> DIRECTIONS
Of all the lines in the material, how many include the word "nette"? Give only the number.
==== TASK INPUT ====
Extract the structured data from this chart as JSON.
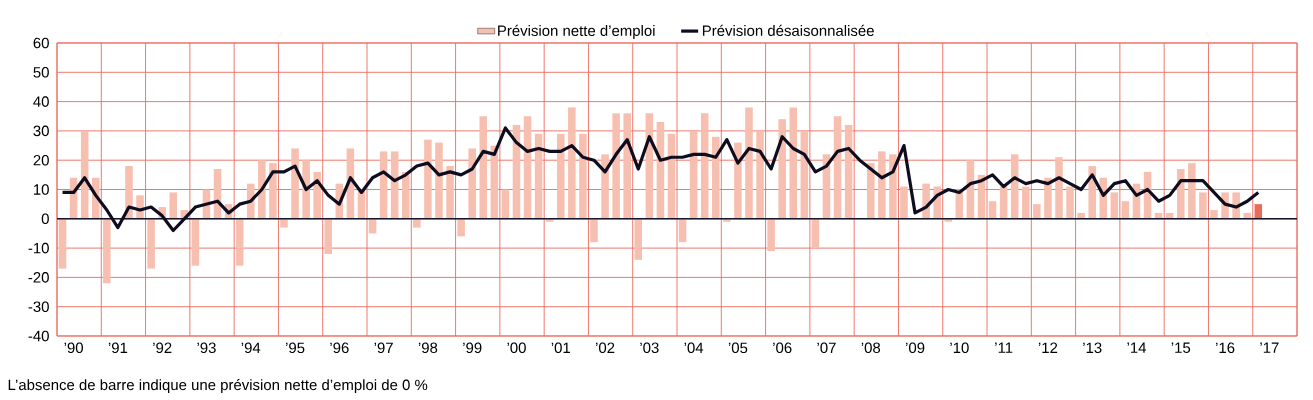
{
  "chart_data": {
    "type": "bar",
    "ylim": [
      -40,
      60
    ],
    "yticks": [
      -40,
      -30,
      -20,
      -10,
      0,
      10,
      20,
      30,
      40,
      50,
      60
    ],
    "categories": [
      null,
      "’90",
      null,
      null,
      null,
      "’91",
      null,
      null,
      null,
      "’92",
      null,
      null,
      null,
      "’93",
      null,
      null,
      null,
      "’94",
      null,
      null,
      null,
      "’95",
      null,
      null,
      null,
      "’96",
      null,
      null,
      null,
      "’97",
      null,
      null,
      null,
      "’98",
      null,
      null,
      null,
      "’99",
      null,
      null,
      null,
      "’00",
      null,
      null,
      null,
      "’01",
      null,
      null,
      null,
      "’02",
      null,
      null,
      null,
      "’03",
      null,
      null,
      null,
      "’04",
      null,
      null,
      null,
      "’05",
      null,
      null,
      null,
      "’06",
      null,
      null,
      null,
      "’07",
      null,
      null,
      null,
      "’08",
      null,
      null,
      null,
      "’09",
      null,
      null,
      null,
      "’10",
      null,
      null,
      null,
      "’11",
      null,
      null,
      null,
      "’12",
      null,
      null,
      null,
      "’13",
      null,
      null,
      null,
      "’14",
      null,
      null,
      null,
      "’15",
      null,
      null,
      null,
      "’16",
      null,
      null,
      null,
      "’17",
      null,
      null
    ],
    "grid": true,
    "legend": "top",
    "annotations": [
      "L’absence de barre indique une prévision nette d’emploi de 0 %"
    ],
    "ref_lines": [
      {
        "axis": "y",
        "value": 0,
        "color": "#14142b"
      }
    ],
    "series": [
      {
        "name": "Prévision nette d’emploi",
        "color": "#f6bfb0",
        "colors": [
          "#f6bfb0",
          "#f6bfb0",
          "#f6bfb0",
          "#f6bfb0",
          "#f6bfb0",
          "#f6bfb0",
          "#f6bfb0",
          "#f6bfb0",
          "#f6bfb0",
          "#f6bfb0",
          "#f6bfb0",
          "#f6bfb0",
          "#f6bfb0",
          "#f6bfb0",
          "#f6bfb0",
          "#f6bfb0",
          "#f6bfb0",
          "#f6bfb0",
          "#f6bfb0",
          "#f6bfb0",
          "#f6bfb0",
          "#f6bfb0",
          "#f6bfb0",
          "#f6bfb0",
          "#f6bfb0",
          "#f6bfb0",
          "#f6bfb0",
          "#f6bfb0",
          "#f6bfb0",
          "#f6bfb0",
          "#f6bfb0",
          "#f6bfb0",
          "#f6bfb0",
          "#f6bfb0",
          "#f6bfb0",
          "#f6bfb0",
          "#f6bfb0",
          "#f6bfb0",
          "#f6bfb0",
          "#f6bfb0",
          "#f6bfb0",
          "#f6bfb0",
          "#f6bfb0",
          "#f6bfb0",
          "#f6bfb0",
          "#f6bfb0",
          "#f6bfb0",
          "#f6bfb0",
          "#f6bfb0",
          "#f6bfb0",
          "#f6bfb0",
          "#f6bfb0",
          "#f6bfb0",
          "#f6bfb0",
          "#f6bfb0",
          "#f6bfb0",
          "#f6bfb0",
          "#f6bfb0",
          "#f6bfb0",
          "#f6bfb0",
          "#f6bfb0",
          "#f6bfb0",
          "#f6bfb0",
          "#f6bfb0",
          "#f6bfb0",
          "#f6bfb0",
          "#f6bfb0",
          "#f6bfb0",
          "#f6bfb0",
          "#f6bfb0",
          "#f6bfb0",
          "#f6bfb0",
          "#f6bfb0",
          "#f6bfb0",
          "#f6bfb0",
          "#f6bfb0",
          "#f6bfb0",
          "#f6bfb0",
          "#f6bfb0",
          "#f6bfb0",
          "#f6bfb0",
          "#f6bfb0",
          "#f6bfb0",
          "#f6bfb0",
          "#f6bfb0",
          "#f6bfb0",
          "#f6bfb0",
          "#f6bfb0",
          "#f6bfb0",
          "#f6bfb0",
          "#f6bfb0",
          "#f6bfb0",
          "#f6bfb0",
          "#f6bfb0",
          "#f6bfb0",
          "#f6bfb0",
          "#f6bfb0",
          "#f6bfb0",
          "#f6bfb0",
          "#f6bfb0",
          "#f6bfb0",
          "#f6bfb0",
          "#f6bfb0",
          "#f6bfb0",
          "#f6bfb0",
          "#f6bfb0",
          "#f6bfb0",
          "#f6bfb0",
          "#eb6b5a",
          "#f6bfb0",
          "#f6bfb0",
          "#f6bfb0"
        ],
        "values": [
          -17,
          14,
          30,
          14,
          -22,
          0,
          18,
          8,
          -17,
          4,
          9,
          3,
          -16,
          10,
          17,
          5,
          -16,
          12,
          20,
          19,
          -3,
          24,
          20,
          16,
          -12,
          12,
          24,
          10,
          -5,
          23,
          23,
          16,
          -3,
          27,
          26,
          18,
          -6,
          24,
          35,
          25,
          10,
          32,
          35,
          29,
          -1,
          29,
          38,
          29,
          -8,
          22,
          36,
          36,
          -14,
          36,
          33,
          29,
          -8,
          30,
          36,
          28,
          -1,
          26,
          38,
          30,
          -11,
          34,
          38,
          30,
          -10,
          22,
          35,
          32,
          0,
          19,
          23,
          22,
          11,
          null,
          12,
          11,
          -1,
          10,
          20,
          15,
          6,
          11,
          22,
          11,
          5,
          14,
          21,
          11,
          2,
          18,
          14,
          9,
          6,
          12,
          16,
          2,
          2,
          17,
          19,
          9,
          3,
          9,
          9,
          2,
          5,
          null,
          null,
          null
        ]
      },
      {
        "name": "Prévision désaisonnalisée",
        "type": "line",
        "color": "#0d0d1f",
        "line_style": "solid",
        "values": [
          9,
          9,
          14,
          8,
          3,
          -3,
          4,
          3,
          4,
          1,
          -4,
          0,
          4,
          5,
          6,
          2,
          5,
          6,
          10,
          16,
          16,
          18,
          10,
          13,
          8,
          5,
          14,
          9,
          14,
          16,
          13,
          15,
          18,
          19,
          15,
          16,
          15,
          17,
          23,
          22,
          31,
          26,
          23,
          24,
          23,
          23,
          25,
          21,
          20,
          16,
          22,
          27,
          17,
          28,
          20,
          21,
          21,
          22,
          22,
          21,
          27,
          19,
          24,
          23,
          17,
          28,
          24,
          22,
          16,
          18,
          23,
          24,
          20,
          17,
          14,
          16,
          25,
          2,
          4,
          8,
          10,
          9,
          12,
          13,
          15,
          11,
          14,
          12,
          13,
          12,
          14,
          12,
          10,
          15,
          8,
          12,
          13,
          8,
          10,
          6,
          8,
          13,
          13,
          13,
          9,
          5,
          4,
          6,
          9,
          null,
          null,
          null
        ]
      }
    ]
  }
}
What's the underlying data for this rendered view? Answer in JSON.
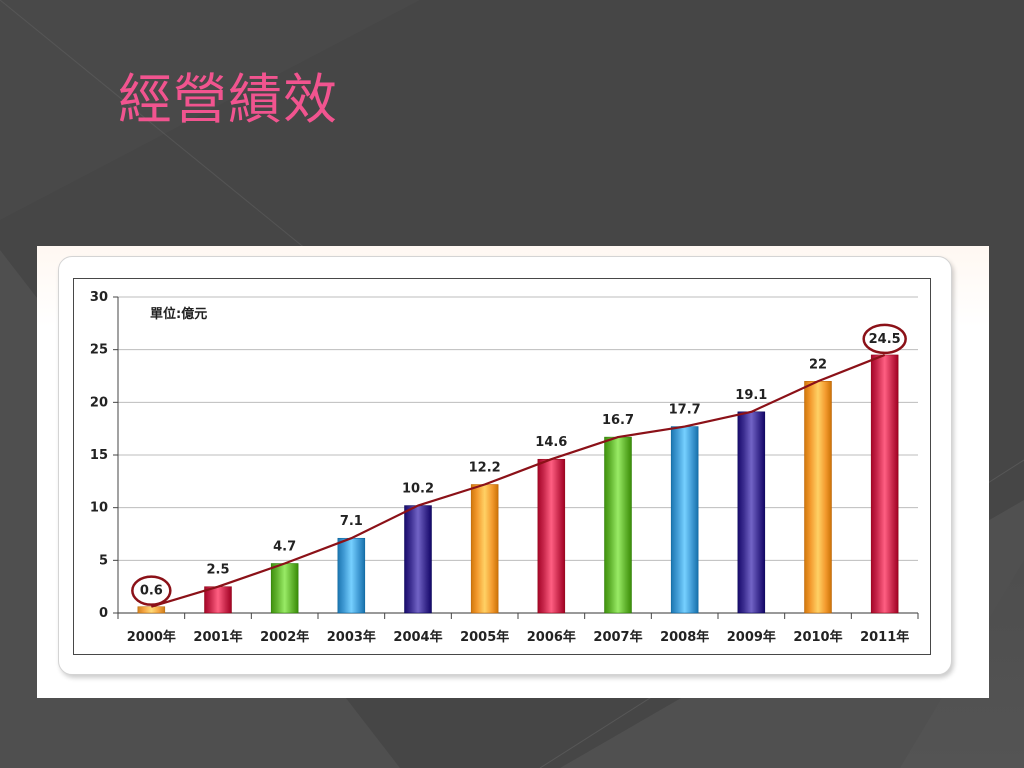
{
  "slide": {
    "title": "經營績效"
  },
  "chart_data": {
    "type": "bar",
    "title": "",
    "unit": "單位:億元",
    "categories": [
      "2000年",
      "2001年",
      "2002年",
      "2003年",
      "2004年",
      "2005年",
      "2006年",
      "2007年",
      "2008年",
      "2009年",
      "2010年",
      "2011年"
    ],
    "values": [
      0.6,
      2.5,
      4.7,
      7.1,
      10.2,
      12.2,
      14.6,
      16.7,
      17.7,
      19.1,
      22,
      24.5
    ],
    "labels": [
      "0.6",
      "2.5",
      "4.7",
      "7.1",
      "10.2",
      "12.2",
      "14.6",
      "16.7",
      "17.7",
      "19.1",
      "22",
      "24.5"
    ],
    "y_ticks": [
      0,
      5,
      10,
      15,
      20,
      25,
      30
    ],
    "ylim": [
      0,
      30
    ],
    "grid": true,
    "trendline": true,
    "highlighted_categories": [
      "2000年",
      "2011年"
    ],
    "colors": {
      "line": "#8b1118",
      "highlight": "#8b1118",
      "bars": [
        "#f4a441",
        "#c8284b",
        "#62b42f",
        "#3f99d3",
        "#3b2d8f",
        "#f39a2e",
        "#c8284b",
        "#62b42f",
        "#3f99d3",
        "#3b2d8f",
        "#f39a2e",
        "#c8284b"
      ]
    }
  }
}
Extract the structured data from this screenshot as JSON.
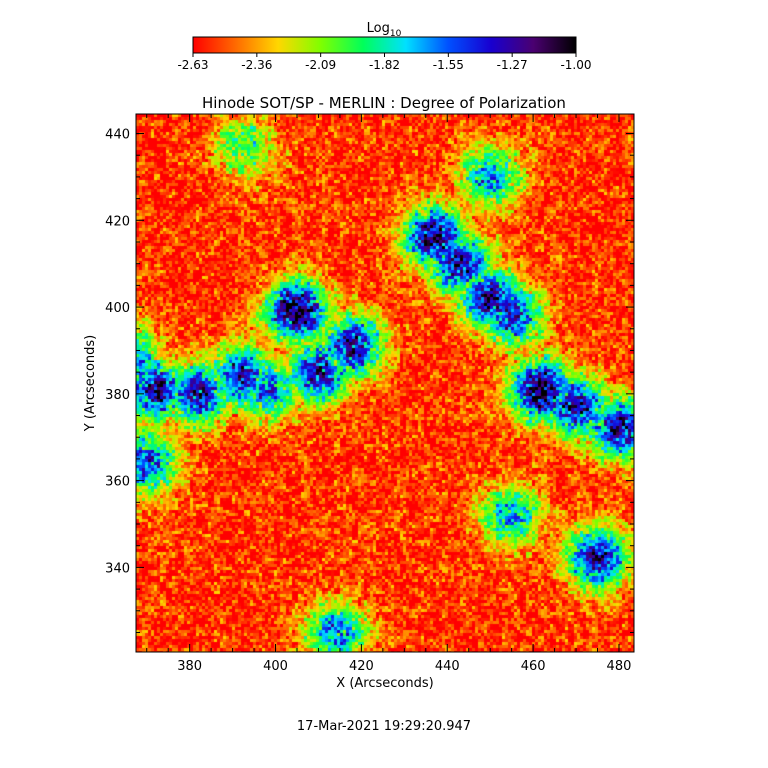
{
  "chart_data": {
    "type": "heatmap",
    "title": "Hinode SOT/SP - MERLIN : Degree of Polarization",
    "xlabel": "X (Arcseconds)",
    "ylabel": "Y (Arcseconds)",
    "xlim": [
      367.5,
      483.5
    ],
    "ylim": [
      320.5,
      444.5
    ],
    "x_ticks": [
      "380",
      "400",
      "420",
      "440",
      "460",
      "480"
    ],
    "y_ticks": [
      "440",
      "420",
      "400",
      "380",
      "360",
      "340"
    ],
    "colorbar": {
      "label_base": "Log",
      "label_sub": "10",
      "range": [
        -2.63,
        -1.0
      ],
      "ticks": [
        "-2.63",
        "-2.36",
        "-2.09",
        "-1.82",
        "-1.55",
        "-1.27",
        "-1.00"
      ],
      "colors": [
        "#ff0000",
        "#ff6a00",
        "#ffd700",
        "#7fff00",
        "#00ff5a",
        "#00e0ff",
        "#0050ff",
        "#1800d0",
        "#4a0070",
        "#000000"
      ]
    },
    "grid": false,
    "background_level": -2.55,
    "features": [
      {
        "x": 372,
        "y": 381,
        "level": -1.25
      },
      {
        "x": 382,
        "y": 380,
        "level": -1.3
      },
      {
        "x": 392,
        "y": 384,
        "level": -1.35
      },
      {
        "x": 405,
        "y": 399,
        "level": -1.05
      },
      {
        "x": 410,
        "y": 385,
        "level": -1.3
      },
      {
        "x": 418,
        "y": 391,
        "level": -1.3
      },
      {
        "x": 398,
        "y": 381,
        "level": -1.5
      },
      {
        "x": 365,
        "y": 388,
        "level": -1.4
      },
      {
        "x": 437,
        "y": 416,
        "level": -1.15
      },
      {
        "x": 443,
        "y": 410,
        "level": -1.3
      },
      {
        "x": 450,
        "y": 402,
        "level": -1.25
      },
      {
        "x": 455,
        "y": 398,
        "level": -1.4
      },
      {
        "x": 462,
        "y": 381,
        "level": -1.05
      },
      {
        "x": 470,
        "y": 377,
        "level": -1.25
      },
      {
        "x": 480,
        "y": 372,
        "level": -1.25
      },
      {
        "x": 450,
        "y": 430,
        "level": -1.6
      },
      {
        "x": 370,
        "y": 364,
        "level": -1.5
      },
      {
        "x": 475,
        "y": 342,
        "level": -1.3
      },
      {
        "x": 455,
        "y": 352,
        "level": -1.7
      },
      {
        "x": 414,
        "y": 325,
        "level": -1.6
      },
      {
        "x": 393,
        "y": 437,
        "level": -1.9
      }
    ],
    "footer_timestamp": "17-Mar-2021 19:29:20.947"
  }
}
====
> ANSWER BELOW
2